● **Extracted data entries**
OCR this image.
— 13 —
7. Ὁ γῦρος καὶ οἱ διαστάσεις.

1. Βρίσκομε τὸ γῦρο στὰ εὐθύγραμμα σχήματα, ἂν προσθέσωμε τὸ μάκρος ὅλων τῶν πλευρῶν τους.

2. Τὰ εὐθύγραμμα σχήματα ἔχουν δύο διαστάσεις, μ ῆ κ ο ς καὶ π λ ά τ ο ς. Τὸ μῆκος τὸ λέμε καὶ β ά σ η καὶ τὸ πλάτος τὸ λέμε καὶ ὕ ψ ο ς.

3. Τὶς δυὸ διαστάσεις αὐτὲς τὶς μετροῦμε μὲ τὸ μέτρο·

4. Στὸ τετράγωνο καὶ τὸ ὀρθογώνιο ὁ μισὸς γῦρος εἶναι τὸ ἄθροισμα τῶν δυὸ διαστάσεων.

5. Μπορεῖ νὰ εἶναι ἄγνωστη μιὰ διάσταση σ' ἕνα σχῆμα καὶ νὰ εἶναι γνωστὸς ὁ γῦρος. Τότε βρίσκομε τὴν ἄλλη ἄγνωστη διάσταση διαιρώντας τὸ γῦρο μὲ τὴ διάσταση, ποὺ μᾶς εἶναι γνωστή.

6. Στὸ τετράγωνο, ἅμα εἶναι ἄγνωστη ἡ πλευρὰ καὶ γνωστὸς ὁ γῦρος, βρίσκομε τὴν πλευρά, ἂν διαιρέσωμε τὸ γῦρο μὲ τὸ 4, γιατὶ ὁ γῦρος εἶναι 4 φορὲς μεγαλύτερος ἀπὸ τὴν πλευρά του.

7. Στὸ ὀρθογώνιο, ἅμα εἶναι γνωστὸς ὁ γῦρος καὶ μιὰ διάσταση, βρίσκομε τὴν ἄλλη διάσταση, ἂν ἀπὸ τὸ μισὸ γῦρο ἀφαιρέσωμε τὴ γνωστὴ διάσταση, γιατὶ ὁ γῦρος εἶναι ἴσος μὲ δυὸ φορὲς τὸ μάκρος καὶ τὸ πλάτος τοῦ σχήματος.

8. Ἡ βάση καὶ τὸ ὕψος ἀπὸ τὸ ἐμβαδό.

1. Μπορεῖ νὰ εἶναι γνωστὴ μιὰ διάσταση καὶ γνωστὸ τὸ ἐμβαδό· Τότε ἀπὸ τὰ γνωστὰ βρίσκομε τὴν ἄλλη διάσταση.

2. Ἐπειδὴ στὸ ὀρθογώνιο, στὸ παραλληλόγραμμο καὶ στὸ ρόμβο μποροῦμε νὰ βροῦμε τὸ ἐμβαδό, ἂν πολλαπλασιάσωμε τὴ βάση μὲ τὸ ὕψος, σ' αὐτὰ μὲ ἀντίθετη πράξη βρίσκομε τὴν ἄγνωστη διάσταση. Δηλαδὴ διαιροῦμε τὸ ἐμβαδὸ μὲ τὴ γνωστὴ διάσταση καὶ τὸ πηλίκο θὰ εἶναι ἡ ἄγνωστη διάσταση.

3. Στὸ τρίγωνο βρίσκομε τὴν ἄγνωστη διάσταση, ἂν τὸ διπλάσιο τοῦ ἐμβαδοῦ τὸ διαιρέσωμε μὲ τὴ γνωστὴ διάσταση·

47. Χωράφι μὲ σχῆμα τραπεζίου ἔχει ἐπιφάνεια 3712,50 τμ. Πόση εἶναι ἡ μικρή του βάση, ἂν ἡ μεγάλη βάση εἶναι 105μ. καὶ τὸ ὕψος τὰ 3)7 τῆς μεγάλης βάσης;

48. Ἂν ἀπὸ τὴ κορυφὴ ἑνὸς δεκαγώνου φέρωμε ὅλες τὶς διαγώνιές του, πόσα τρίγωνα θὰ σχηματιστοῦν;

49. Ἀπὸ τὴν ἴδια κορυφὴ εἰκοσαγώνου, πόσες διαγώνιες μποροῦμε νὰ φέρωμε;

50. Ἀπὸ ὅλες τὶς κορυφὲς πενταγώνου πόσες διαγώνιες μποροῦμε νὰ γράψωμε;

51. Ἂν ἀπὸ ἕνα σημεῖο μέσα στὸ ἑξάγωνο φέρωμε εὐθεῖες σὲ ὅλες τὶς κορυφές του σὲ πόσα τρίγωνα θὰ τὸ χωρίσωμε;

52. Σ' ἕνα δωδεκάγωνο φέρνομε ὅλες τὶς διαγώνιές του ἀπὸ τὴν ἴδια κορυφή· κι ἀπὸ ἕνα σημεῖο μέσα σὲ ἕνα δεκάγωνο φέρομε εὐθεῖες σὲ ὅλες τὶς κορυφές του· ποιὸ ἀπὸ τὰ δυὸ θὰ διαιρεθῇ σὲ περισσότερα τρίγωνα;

● **TO BE DONE**
Select, from the listing, all lines that include the word "σχήματα".

● **WORKED SOLUTION**
1. Βρίσκομε τὸ γῦρο στὰ εὐθύγραμμα σχήματα, ἂν προσθέσωμε τὸ μάκρος ὅλων τῶν πλευρῶν τους.
2. Τὰ εὐθύγραμμα σχήματα ἔχουν δύο διαστάσεις, μ ῆ κ ο ς καὶ π λ ά τ ο ς. Τὸ μῆκος τὸ λέμε καὶ β ά σ η καὶ τὸ πλάτος τὸ λέμε καὶ ὕ ψ ο ς.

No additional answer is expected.